Dataset entries —
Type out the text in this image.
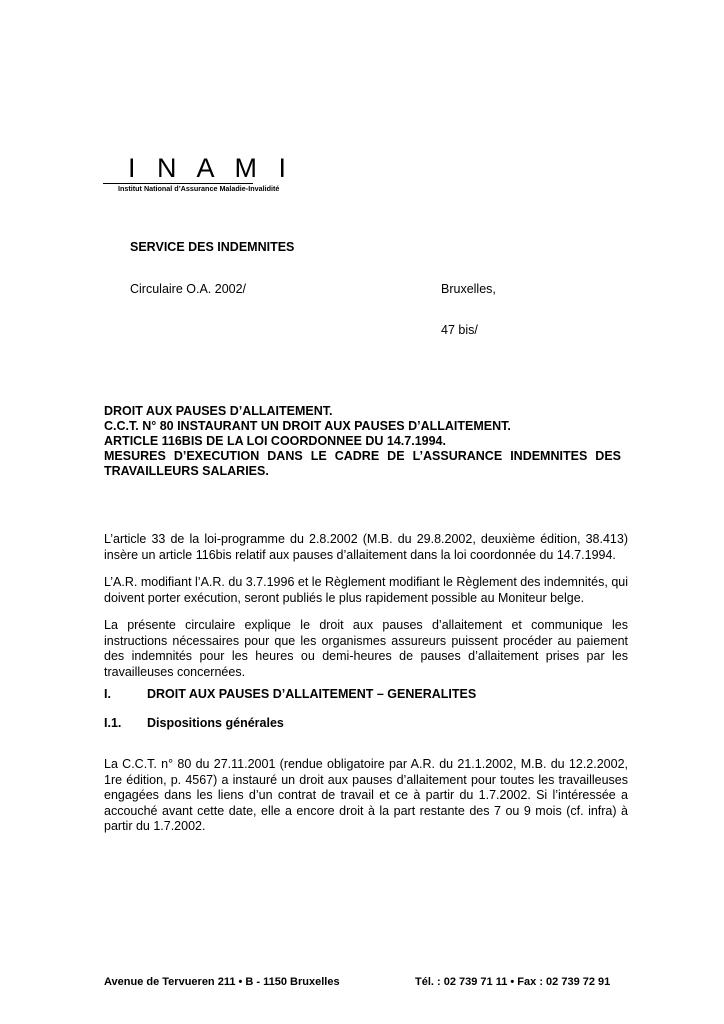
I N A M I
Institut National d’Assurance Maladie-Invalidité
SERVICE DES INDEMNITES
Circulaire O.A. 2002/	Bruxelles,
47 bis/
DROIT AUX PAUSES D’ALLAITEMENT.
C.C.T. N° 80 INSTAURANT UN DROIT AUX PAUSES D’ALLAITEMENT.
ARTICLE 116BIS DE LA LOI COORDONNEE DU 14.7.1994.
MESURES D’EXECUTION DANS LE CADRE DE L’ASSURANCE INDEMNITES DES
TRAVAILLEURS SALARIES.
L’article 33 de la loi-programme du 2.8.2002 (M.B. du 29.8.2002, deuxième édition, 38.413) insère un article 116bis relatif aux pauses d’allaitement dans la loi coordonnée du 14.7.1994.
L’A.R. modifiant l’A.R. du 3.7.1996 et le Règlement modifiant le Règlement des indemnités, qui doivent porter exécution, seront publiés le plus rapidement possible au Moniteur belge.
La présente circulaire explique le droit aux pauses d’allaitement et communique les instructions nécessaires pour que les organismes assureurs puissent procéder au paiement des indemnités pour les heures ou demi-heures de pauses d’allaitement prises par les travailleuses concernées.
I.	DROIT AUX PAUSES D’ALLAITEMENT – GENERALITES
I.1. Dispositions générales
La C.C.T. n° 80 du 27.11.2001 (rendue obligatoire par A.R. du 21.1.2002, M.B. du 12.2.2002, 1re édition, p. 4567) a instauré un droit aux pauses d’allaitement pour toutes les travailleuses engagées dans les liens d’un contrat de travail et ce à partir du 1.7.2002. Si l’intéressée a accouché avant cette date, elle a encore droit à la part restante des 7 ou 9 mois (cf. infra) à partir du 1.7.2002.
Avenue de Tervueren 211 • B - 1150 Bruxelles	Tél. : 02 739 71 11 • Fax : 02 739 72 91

Task directions — Take the listing above and print it exactly, apart from the pictures.

Written solution —
Type out the text in this image.
I N A M I
Institut National d’Assurance Maladie-Invalidité
SERVICE DES INDEMNITES
Circulaire O.A. 2002/	Bruxelles,
47 bis/
DROIT AUX PAUSES D’ALLAITEMENT.
C.C.T. N° 80 INSTAURANT UN DROIT AUX PAUSES D’ALLAITEMENT.
ARTICLE 116BIS DE LA LOI COORDONNEE DU 14.7.1994.
MESURES D’EXECUTION DANS LE CADRE DE L’ASSURANCE INDEMNITES DES
TRAVAILLEURS SALARIES.
L’article 33 de la loi-programme du 2.8.2002 (M.B. du 29.8.2002, deuxième édition, 38.413) insère un article 116bis relatif aux pauses d’allaitement dans la loi coordonnée du 14.7.1994.
L’A.R. modifiant l’A.R. du 3.7.1996 et le Règlement modifiant le Règlement des indemnités, qui doivent porter exécution, seront publiés le plus rapidement possible au Moniteur belge.
La présente circulaire explique le droit aux pauses d’allaitement et communique les instructions nécessaires pour que les organismes assureurs puissent procéder au paiement des indemnités pour les heures ou demi-heures de pauses d’allaitement prises par les travailleuses concernées.
I.	DROIT AUX PAUSES D’ALLAITEMENT – GENERALITES
I.1. Dispositions générales
La C.C.T. n° 80 du 27.11.2001 (rendue obligatoire par A.R. du 21.1.2002, M.B. du 12.2.2002, 1re édition, p. 4567) a instauré un droit aux pauses d’allaitement pour toutes les travailleuses engagées dans les liens d’un contrat de travail et ce à partir du 1.7.2002. Si l’intéressée a accouché avant cette date, elle a encore droit à la part restante des 7 ou 9 mois (cf. infra) à partir du 1.7.2002.
Avenue de Tervueren 211 • B - 1150 Bruxelles	Tél. : 02 739 71 11 • Fax : 02 739 72 91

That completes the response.